**Task requirements:** The answer is one number: how many lines in the data below hold "burning".

**Data in this exercise:**

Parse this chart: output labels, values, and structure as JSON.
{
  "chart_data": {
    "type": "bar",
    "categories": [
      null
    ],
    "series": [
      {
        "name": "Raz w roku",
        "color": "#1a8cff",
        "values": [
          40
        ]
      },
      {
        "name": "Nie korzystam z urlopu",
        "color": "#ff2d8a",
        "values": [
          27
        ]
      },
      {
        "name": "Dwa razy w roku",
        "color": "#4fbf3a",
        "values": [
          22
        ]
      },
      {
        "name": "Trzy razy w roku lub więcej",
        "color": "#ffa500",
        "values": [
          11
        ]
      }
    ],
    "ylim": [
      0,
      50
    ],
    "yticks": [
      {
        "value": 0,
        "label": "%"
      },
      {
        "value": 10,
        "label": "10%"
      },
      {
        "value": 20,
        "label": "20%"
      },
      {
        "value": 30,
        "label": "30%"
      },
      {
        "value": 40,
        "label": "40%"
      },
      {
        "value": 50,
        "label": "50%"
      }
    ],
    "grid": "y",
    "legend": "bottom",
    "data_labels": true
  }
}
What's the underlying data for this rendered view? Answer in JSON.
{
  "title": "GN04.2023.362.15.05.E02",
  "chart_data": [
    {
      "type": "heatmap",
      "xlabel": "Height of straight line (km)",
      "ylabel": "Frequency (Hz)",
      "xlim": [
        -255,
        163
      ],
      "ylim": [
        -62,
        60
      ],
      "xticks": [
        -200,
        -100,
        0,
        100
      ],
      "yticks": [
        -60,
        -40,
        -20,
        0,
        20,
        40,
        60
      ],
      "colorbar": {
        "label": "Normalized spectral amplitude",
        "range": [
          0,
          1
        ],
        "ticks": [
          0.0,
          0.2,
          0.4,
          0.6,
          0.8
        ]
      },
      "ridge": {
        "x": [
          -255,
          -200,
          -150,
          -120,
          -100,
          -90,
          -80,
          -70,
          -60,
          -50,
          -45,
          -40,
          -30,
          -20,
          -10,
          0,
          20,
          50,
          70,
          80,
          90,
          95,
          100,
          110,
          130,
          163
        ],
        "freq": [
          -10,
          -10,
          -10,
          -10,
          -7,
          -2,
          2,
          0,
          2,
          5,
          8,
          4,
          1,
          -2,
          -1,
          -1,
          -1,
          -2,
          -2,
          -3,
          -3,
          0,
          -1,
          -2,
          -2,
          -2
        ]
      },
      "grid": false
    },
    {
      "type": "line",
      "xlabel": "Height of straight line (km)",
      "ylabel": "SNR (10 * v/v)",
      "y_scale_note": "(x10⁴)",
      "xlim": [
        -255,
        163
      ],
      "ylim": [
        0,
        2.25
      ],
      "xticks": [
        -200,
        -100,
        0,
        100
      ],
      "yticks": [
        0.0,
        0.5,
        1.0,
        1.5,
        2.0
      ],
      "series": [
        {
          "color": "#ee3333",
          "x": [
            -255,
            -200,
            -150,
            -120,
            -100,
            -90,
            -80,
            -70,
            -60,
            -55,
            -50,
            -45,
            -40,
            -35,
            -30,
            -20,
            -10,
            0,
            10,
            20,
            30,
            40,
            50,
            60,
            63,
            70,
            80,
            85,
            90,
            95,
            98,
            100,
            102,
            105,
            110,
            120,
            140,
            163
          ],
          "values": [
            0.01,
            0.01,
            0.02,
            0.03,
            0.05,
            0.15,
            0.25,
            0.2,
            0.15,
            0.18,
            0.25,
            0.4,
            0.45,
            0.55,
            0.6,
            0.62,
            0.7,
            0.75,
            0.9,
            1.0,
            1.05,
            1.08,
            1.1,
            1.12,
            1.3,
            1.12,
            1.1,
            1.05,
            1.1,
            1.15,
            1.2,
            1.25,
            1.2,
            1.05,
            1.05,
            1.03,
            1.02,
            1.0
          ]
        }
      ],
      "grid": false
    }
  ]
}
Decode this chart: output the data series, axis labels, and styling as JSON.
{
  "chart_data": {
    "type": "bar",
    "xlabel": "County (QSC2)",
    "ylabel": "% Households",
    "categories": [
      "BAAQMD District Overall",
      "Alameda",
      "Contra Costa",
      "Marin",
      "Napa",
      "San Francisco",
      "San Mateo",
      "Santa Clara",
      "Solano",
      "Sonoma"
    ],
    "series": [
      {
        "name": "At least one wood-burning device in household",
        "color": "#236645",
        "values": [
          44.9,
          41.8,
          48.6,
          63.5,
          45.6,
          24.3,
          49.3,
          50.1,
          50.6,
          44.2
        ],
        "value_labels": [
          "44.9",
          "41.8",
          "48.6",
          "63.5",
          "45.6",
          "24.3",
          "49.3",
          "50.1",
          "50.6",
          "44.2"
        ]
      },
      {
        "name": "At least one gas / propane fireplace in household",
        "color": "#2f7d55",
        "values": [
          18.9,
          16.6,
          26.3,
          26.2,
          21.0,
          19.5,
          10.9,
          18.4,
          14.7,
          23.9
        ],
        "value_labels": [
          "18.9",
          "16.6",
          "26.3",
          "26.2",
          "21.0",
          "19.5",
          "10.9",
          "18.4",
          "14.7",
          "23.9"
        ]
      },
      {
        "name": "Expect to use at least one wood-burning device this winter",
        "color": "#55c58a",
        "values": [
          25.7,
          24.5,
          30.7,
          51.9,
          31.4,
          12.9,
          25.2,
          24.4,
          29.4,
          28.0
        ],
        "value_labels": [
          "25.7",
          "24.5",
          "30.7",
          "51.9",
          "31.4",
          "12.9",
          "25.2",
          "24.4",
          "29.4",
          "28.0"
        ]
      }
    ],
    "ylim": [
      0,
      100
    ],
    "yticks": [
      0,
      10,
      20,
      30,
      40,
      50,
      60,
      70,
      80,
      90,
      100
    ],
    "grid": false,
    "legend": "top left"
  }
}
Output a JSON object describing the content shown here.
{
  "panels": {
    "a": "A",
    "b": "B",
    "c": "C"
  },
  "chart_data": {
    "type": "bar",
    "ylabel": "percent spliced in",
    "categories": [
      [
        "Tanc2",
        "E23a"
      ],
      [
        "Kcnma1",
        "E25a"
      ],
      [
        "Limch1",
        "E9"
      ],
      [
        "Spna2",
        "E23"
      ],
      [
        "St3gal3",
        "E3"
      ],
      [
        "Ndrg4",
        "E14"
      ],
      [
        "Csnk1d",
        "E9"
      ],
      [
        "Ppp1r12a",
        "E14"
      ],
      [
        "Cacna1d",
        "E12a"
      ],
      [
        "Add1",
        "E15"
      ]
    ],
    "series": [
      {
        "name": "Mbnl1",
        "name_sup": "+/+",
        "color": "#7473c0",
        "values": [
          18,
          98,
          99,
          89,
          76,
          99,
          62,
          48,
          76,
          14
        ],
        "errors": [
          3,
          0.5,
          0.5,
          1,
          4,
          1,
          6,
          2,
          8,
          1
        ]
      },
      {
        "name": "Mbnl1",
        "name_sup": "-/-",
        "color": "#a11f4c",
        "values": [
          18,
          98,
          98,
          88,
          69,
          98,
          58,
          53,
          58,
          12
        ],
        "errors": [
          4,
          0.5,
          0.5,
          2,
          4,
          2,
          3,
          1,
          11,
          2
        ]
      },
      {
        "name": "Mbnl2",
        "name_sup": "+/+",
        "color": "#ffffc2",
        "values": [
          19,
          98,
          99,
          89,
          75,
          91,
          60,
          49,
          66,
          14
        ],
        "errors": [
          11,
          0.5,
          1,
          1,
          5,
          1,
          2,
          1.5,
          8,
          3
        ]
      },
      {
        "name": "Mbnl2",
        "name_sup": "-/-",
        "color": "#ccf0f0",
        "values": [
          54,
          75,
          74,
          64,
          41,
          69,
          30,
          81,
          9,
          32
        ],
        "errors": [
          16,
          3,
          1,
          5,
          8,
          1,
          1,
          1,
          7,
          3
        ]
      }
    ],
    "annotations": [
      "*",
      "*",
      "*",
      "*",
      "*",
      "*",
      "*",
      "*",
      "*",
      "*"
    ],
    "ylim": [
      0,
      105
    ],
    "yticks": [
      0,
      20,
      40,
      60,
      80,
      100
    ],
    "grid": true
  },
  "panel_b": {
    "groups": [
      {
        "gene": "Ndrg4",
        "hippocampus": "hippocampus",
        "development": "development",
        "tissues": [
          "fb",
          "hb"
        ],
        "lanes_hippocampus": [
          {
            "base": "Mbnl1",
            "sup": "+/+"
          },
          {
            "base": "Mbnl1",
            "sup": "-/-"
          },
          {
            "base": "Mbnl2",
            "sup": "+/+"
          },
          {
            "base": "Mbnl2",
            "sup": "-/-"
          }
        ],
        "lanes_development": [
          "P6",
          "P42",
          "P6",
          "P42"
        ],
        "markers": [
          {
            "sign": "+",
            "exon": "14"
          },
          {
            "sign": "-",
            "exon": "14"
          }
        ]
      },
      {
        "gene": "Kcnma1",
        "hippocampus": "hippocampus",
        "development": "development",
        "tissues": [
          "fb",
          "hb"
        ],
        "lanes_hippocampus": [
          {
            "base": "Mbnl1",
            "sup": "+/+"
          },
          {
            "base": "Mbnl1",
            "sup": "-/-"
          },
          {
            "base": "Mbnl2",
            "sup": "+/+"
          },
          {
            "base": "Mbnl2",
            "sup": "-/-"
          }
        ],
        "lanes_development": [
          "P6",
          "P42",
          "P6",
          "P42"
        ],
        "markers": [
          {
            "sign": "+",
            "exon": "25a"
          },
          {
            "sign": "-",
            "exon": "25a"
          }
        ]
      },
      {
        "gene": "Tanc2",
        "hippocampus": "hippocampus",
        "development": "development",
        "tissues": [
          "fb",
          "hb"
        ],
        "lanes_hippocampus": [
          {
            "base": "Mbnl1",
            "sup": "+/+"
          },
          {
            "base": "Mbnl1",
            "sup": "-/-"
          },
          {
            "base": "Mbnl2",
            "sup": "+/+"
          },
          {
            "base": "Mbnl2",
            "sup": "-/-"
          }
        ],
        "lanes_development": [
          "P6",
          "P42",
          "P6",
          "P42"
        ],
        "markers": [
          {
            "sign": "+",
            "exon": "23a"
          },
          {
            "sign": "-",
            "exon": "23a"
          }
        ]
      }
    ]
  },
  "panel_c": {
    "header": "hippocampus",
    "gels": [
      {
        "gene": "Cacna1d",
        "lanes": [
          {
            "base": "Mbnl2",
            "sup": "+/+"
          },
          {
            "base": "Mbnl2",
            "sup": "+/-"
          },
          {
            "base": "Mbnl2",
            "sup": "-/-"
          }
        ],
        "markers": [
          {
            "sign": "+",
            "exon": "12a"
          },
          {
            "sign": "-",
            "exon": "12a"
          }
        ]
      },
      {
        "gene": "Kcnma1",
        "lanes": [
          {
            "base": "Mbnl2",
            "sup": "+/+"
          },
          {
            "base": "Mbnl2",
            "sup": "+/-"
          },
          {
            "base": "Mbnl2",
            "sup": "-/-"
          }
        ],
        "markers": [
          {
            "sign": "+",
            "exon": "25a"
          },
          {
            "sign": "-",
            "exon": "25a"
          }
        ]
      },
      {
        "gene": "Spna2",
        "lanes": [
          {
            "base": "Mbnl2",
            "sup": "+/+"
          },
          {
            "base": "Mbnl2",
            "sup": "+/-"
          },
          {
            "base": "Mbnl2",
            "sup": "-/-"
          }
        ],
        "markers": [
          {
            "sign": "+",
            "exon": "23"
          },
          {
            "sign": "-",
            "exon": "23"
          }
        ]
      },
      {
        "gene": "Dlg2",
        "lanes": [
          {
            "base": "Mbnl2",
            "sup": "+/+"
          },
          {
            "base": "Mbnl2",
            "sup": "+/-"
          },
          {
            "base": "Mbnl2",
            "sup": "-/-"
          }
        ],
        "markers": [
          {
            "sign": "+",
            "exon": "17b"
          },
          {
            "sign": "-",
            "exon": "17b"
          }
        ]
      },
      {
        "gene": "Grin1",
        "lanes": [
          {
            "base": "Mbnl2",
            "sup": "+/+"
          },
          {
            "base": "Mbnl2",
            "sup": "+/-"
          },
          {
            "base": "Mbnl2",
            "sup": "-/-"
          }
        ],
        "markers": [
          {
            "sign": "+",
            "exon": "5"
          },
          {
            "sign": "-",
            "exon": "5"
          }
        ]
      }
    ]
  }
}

**Exercise answer:** 2